* Input rows *
════

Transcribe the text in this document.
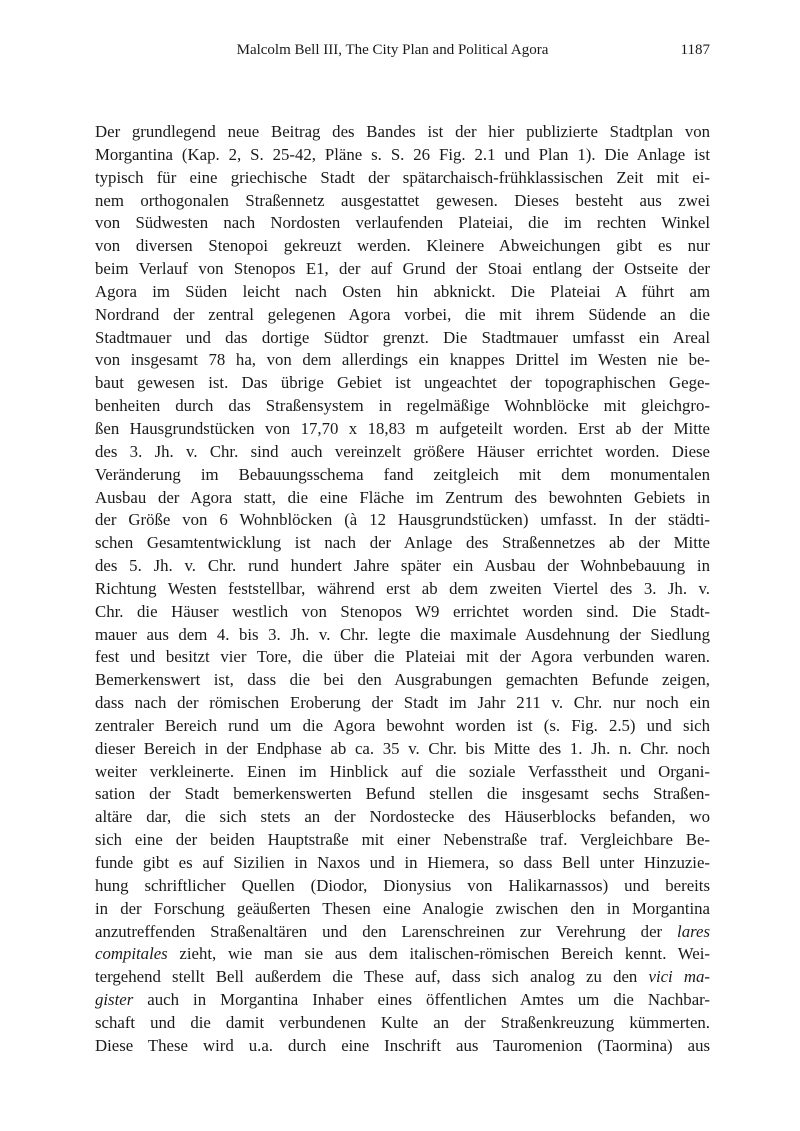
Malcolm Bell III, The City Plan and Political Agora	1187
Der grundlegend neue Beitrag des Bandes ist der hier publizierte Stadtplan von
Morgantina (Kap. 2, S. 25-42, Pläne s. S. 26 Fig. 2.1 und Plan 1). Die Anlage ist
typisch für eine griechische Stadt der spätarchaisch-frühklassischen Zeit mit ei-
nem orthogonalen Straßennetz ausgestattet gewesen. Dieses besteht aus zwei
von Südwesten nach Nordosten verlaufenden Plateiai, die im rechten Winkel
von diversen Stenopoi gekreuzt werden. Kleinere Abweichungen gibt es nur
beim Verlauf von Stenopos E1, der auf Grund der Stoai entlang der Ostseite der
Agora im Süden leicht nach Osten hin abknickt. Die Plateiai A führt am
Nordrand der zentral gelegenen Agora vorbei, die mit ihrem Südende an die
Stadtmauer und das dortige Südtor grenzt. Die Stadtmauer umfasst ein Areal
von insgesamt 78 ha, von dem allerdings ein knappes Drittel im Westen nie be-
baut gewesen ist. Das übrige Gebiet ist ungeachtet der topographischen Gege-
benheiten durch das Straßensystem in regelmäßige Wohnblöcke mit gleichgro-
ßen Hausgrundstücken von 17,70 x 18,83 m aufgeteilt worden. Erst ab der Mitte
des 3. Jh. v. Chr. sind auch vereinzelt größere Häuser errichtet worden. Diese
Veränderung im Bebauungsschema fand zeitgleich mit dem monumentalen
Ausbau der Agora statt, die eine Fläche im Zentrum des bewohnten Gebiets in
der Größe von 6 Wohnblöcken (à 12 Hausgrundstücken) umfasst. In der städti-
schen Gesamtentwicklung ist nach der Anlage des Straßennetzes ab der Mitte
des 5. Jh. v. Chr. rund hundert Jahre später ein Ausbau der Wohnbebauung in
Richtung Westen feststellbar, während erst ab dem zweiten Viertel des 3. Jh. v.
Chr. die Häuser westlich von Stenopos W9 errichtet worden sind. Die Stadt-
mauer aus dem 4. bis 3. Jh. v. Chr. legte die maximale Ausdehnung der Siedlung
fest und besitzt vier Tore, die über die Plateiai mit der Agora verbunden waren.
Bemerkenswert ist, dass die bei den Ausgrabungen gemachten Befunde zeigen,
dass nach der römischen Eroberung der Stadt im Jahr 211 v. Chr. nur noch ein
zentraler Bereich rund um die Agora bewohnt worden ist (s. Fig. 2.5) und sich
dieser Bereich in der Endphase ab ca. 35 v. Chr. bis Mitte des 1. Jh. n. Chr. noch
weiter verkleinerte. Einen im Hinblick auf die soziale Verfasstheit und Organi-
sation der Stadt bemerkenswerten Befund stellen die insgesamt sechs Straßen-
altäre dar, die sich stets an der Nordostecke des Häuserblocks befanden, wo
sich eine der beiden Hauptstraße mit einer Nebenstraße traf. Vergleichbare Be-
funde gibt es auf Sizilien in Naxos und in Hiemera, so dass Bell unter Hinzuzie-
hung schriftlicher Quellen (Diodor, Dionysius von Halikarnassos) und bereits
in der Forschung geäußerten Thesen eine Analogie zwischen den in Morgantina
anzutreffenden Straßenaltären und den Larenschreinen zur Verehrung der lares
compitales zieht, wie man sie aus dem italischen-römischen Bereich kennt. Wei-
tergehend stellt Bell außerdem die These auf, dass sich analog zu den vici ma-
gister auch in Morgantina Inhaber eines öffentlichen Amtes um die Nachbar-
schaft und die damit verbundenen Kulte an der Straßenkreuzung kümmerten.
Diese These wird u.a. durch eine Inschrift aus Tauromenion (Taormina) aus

════

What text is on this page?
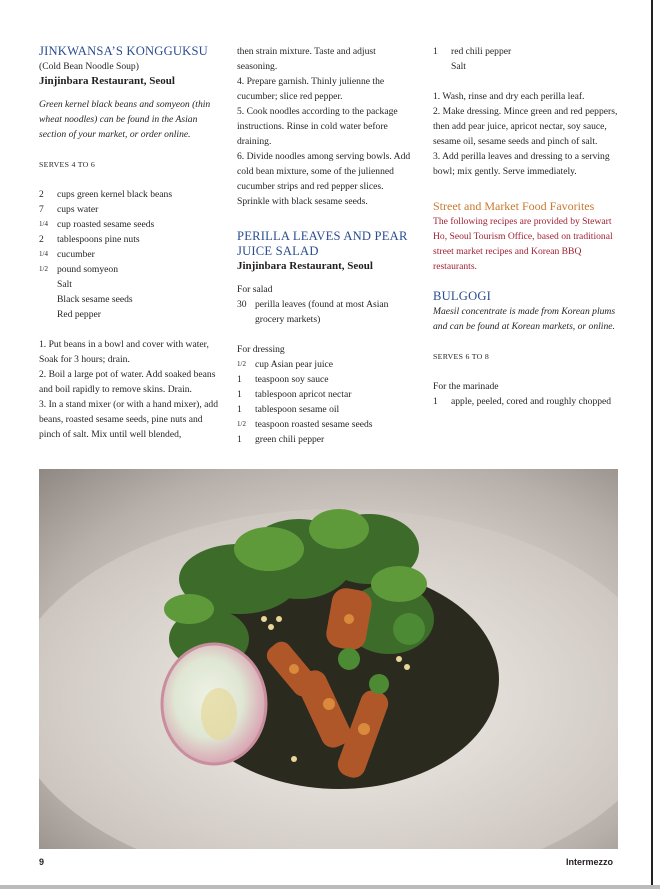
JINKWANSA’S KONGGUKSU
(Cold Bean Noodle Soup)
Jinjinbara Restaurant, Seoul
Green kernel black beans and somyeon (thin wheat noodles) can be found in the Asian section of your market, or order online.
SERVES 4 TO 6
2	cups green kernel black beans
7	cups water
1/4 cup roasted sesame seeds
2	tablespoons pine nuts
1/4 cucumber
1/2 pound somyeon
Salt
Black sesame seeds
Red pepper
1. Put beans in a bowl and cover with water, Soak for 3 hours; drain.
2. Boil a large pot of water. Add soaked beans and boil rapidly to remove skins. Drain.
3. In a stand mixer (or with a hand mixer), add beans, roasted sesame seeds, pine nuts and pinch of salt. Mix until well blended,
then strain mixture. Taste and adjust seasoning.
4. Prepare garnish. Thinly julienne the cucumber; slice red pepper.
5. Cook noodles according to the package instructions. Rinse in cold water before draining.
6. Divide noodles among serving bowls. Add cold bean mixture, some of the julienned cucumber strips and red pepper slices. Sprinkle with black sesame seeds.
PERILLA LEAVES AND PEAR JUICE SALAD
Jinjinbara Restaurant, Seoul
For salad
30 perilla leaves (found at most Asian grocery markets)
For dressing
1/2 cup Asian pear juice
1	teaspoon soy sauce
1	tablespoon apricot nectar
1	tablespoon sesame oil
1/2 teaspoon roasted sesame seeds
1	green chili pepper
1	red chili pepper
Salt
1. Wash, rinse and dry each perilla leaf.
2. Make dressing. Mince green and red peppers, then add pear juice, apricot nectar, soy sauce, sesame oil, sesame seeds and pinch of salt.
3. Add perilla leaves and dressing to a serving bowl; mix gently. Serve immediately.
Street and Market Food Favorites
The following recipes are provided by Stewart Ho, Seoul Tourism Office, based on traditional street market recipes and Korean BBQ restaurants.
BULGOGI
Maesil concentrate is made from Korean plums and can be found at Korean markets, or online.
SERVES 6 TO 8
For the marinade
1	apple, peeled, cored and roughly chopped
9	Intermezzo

════

Extract lines where the string "sesame" occurs.

1/4 cup roasted sesame seeds
Black sesame seeds
3. In a stand mixer (or with a hand mixer), add beans, roasted sesame seeds, pine nuts and pinch of salt. Mix until well blended,
6. Divide noodles among serving bowls. Add cold bean mixture, some of the julienned cucumber strips and red pepper slices. Sprinkle with black sesame seeds.
1	tablespoon sesame oil
1/2 teaspoon roasted sesame seeds
2. Make dressing. Mince green and red peppers, then add pear juice, apricot nectar, soy sauce, sesame oil, sesame seeds and pinch of salt.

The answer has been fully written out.